## Exercise details:
Write out the material exactly, with the pictures left out.
[Listing start]
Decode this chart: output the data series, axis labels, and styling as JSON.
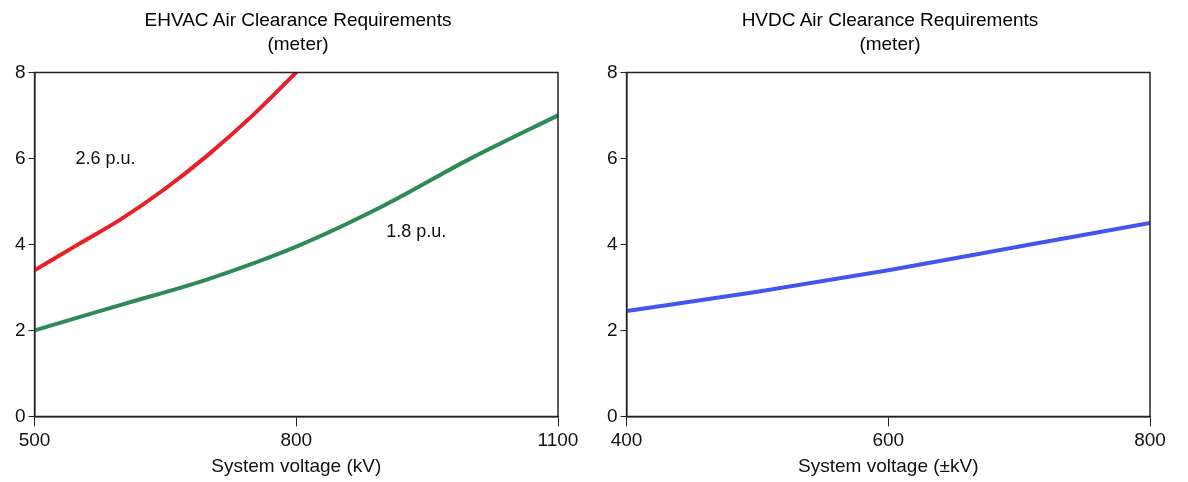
{
  "chart_data": [
    {
      "type": "line",
      "title": "EHVAC Air Clearance Requirements (meter)",
      "xlabel": "System voltage (kV)",
      "xlim": [
        500,
        1100
      ],
      "xticks": [
        500,
        800,
        1100
      ],
      "ylim": [
        0,
        8
      ],
      "yticks": [
        0,
        2,
        4,
        6,
        8
      ],
      "grid": false,
      "legend": false,
      "marker": "none",
      "line_style": "solid",
      "series": [
        {
          "name": "2.6 p.u.",
          "color": "#e8202a",
          "x": [
            500,
            550,
            600,
            650,
            700,
            750,
            800
          ],
          "values": [
            3.4,
            4.0,
            4.6,
            5.3,
            6.1,
            7.0,
            8.0
          ]
        },
        {
          "name": "1.8 p.u.",
          "color": "#2e8b57",
          "x": [
            500,
            600,
            700,
            800,
            900,
            1000,
            1100
          ],
          "values": [
            2.0,
            2.6,
            3.2,
            3.95,
            4.9,
            6.0,
            7.0
          ]
        }
      ]
    },
    {
      "type": "line",
      "title": "HVDC Air Clearance Requirements (meter)",
      "xlabel": "System voltage (±kV)",
      "xlim": [
        400,
        800
      ],
      "xticks": [
        400,
        600,
        800
      ],
      "ylim": [
        0,
        8
      ],
      "yticks": [
        0,
        2,
        4,
        6,
        8
      ],
      "grid": false,
      "legend": false,
      "marker": "none",
      "line_style": "solid",
      "series": [
        {
          "color": "#4455ee",
          "x": [
            400,
            500,
            600,
            700,
            800
          ],
          "values": [
            2.45,
            2.9,
            3.4,
            3.95,
            4.5
          ]
        }
      ]
    }
  ]
}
[Listing end]
## Complete response:
Decode this chart: output the data series, axis labels, and styling as JSON.
{
  "chart_data": [
    {
      "type": "line",
      "title": "EHVAC Air Clearance Requirements (meter)",
      "xlabel": "System voltage (kV)",
      "xlim": [
        500,
        1100
      ],
      "xticks": [
        500,
        800,
        1100
      ],
      "ylim": [
        0,
        8
      ],
      "yticks": [
        0,
        2,
        4,
        6,
        8
      ],
      "grid": false,
      "legend": false,
      "marker": "none",
      "line_style": "solid",
      "series": [
        {
          "name": "2.6 p.u.",
          "color": "#e8202a",
          "x": [
            500,
            550,
            600,
            650,
            700,
            750,
            800
          ],
          "values": [
            3.4,
            4.0,
            4.6,
            5.3,
            6.1,
            7.0,
            8.0
          ]
        },
        {
          "name": "1.8 p.u.",
          "color": "#2e8b57",
          "x": [
            500,
            600,
            700,
            800,
            900,
            1000,
            1100
          ],
          "values": [
            2.0,
            2.6,
            3.2,
            3.95,
            4.9,
            6.0,
            7.0
          ]
        }
      ]
    },
    {
      "type": "line",
      "title": "HVDC Air Clearance Requirements (meter)",
      "xlabel": "System voltage (±kV)",
      "xlim": [
        400,
        800
      ],
      "xticks": [
        400,
        600,
        800
      ],
      "ylim": [
        0,
        8
      ],
      "yticks": [
        0,
        2,
        4,
        6,
        8
      ],
      "grid": false,
      "legend": false,
      "marker": "none",
      "line_style": "solid",
      "series": [
        {
          "color": "#4455ee",
          "x": [
            400,
            500,
            600,
            700,
            800
          ],
          "values": [
            2.45,
            2.9,
            3.4,
            3.95,
            4.5
          ]
        }
      ]
    }
  ]
}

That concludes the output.